- **Source records**
◇ ◇ ◇ ◇ ◇ ◇ ◇

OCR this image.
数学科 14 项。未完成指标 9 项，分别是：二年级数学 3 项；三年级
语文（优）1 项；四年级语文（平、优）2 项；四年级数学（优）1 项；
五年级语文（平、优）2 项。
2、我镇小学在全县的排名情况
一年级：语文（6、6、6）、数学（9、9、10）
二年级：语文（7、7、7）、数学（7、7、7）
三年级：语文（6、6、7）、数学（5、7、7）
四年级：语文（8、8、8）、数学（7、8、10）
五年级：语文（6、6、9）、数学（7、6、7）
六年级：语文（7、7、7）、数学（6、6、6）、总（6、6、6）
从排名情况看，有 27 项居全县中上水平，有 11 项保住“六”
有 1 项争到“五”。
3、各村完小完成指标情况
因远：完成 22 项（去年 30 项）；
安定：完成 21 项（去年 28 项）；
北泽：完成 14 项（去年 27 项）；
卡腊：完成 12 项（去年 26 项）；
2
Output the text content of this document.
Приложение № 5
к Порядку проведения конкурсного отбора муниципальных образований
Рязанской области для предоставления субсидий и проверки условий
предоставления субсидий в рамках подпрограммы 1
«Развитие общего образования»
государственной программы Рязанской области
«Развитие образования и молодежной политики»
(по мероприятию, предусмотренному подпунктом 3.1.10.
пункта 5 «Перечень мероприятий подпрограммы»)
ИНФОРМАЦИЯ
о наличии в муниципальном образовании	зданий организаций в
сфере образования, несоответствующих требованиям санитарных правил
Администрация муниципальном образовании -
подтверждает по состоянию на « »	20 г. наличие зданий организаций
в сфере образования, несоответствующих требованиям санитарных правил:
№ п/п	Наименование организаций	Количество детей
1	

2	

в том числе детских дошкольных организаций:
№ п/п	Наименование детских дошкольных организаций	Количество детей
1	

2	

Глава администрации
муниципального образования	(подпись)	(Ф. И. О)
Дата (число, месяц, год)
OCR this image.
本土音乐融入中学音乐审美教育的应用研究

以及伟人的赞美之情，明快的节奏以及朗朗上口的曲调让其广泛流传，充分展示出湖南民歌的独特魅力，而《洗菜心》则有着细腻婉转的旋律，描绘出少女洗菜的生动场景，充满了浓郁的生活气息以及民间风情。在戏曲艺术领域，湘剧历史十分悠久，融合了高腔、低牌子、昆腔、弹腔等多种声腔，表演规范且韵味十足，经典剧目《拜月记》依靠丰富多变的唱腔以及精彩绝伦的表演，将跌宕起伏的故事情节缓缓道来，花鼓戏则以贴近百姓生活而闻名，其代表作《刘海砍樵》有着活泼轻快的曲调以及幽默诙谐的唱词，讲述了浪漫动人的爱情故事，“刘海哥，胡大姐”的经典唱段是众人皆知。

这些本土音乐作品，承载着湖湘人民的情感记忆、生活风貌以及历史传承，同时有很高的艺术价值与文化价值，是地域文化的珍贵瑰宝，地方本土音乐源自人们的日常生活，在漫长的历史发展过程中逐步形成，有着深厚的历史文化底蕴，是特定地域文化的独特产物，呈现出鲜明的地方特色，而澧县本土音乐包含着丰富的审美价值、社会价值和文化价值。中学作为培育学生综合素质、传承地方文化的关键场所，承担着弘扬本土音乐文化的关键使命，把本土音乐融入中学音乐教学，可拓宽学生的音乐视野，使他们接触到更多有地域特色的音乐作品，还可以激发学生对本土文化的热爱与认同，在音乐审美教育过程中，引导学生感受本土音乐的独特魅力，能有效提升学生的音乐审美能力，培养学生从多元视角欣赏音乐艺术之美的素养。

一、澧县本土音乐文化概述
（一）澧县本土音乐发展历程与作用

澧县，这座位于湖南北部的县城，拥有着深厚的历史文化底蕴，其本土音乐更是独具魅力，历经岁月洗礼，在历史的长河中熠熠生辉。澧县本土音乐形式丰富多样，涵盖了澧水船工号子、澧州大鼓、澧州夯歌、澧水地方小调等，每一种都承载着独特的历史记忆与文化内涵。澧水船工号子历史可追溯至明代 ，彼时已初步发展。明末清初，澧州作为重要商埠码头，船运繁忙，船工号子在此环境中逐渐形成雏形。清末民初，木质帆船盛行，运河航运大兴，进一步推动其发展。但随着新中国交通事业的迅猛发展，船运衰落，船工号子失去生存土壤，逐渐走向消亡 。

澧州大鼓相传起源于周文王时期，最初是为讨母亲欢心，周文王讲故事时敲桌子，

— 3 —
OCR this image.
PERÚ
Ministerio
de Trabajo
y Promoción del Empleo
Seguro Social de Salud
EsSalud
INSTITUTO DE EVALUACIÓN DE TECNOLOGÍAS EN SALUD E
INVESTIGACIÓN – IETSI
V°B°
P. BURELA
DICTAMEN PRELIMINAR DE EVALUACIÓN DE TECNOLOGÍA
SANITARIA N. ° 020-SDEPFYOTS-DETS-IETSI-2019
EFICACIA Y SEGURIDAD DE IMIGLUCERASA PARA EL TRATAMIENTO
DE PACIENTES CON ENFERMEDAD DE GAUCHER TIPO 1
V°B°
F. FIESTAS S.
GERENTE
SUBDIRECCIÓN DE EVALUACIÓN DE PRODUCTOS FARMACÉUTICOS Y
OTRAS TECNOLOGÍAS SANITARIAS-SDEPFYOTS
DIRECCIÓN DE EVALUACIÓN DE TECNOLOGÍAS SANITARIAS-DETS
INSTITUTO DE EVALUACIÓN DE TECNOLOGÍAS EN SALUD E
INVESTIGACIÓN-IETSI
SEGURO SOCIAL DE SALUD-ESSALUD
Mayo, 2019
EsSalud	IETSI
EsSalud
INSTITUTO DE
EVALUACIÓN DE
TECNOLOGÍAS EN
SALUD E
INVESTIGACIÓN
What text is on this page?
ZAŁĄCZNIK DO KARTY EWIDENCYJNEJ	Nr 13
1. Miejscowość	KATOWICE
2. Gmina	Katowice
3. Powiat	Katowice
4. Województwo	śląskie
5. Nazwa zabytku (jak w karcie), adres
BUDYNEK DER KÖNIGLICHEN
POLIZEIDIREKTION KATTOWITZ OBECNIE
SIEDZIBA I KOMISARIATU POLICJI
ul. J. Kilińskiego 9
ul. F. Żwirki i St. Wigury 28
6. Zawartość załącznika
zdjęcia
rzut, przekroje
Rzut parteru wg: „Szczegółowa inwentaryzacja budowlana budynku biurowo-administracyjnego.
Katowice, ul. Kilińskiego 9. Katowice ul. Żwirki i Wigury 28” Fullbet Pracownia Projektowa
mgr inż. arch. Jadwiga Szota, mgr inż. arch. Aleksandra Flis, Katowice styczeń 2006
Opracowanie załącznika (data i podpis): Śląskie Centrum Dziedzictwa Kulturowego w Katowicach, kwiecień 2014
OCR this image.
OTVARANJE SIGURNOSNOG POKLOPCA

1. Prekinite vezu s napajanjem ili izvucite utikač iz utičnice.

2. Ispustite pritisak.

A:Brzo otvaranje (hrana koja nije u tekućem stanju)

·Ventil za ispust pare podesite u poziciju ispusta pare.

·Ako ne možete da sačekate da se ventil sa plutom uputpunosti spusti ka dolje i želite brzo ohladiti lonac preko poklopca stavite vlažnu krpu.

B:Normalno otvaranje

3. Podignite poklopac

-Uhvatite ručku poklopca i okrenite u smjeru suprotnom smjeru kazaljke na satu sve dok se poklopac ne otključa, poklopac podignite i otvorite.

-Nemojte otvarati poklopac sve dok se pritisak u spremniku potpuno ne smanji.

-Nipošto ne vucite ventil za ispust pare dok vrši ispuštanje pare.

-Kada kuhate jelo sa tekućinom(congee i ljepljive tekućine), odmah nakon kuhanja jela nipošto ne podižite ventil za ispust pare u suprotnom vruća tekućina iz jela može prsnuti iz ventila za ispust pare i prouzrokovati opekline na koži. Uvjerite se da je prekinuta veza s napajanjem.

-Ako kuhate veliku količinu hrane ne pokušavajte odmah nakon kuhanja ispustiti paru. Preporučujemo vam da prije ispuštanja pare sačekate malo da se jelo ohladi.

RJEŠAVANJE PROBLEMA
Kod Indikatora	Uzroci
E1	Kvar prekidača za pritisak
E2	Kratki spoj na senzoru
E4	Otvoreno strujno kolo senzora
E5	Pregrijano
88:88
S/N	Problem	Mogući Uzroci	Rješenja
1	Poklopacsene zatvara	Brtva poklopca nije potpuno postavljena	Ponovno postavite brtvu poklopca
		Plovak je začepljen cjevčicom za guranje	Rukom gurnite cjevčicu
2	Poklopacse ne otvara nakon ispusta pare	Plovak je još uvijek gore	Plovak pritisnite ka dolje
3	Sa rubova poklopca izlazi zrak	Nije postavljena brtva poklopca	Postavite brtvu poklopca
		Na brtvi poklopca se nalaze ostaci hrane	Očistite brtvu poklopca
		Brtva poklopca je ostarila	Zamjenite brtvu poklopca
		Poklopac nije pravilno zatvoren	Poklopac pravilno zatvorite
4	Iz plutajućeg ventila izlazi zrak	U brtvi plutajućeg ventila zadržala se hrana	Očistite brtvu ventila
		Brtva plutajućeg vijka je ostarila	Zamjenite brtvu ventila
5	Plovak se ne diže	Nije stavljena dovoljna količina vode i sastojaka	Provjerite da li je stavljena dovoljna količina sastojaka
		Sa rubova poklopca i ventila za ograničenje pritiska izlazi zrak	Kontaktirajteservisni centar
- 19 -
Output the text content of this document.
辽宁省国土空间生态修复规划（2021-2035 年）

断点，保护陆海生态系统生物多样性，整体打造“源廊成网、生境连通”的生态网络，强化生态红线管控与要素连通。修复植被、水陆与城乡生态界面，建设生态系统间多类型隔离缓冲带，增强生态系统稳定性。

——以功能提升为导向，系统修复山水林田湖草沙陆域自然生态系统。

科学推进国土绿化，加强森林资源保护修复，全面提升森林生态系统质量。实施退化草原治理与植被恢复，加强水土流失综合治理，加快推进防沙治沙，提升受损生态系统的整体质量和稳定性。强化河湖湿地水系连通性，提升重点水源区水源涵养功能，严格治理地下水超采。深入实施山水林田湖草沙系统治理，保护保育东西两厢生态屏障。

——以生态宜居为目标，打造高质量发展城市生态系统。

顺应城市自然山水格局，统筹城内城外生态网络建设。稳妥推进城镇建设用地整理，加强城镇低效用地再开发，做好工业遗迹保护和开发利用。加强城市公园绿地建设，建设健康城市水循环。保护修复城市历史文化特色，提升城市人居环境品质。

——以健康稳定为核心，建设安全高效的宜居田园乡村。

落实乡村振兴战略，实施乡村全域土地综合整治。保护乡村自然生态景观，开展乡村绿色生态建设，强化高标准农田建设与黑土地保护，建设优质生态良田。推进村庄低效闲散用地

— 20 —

◇ ◇ ◇ ◇ ◇ ◇ ◇

- **What to do**
Pick out the lines that contain "Wigury" and copy them.

- **Solved exercise**
ul. F. Żwirki i St. Wigury 28
Katowice, ul. Kilińskiego 9. Katowice ul. Żwirki i Wigury 28” Fullbet Pracownia Projektowa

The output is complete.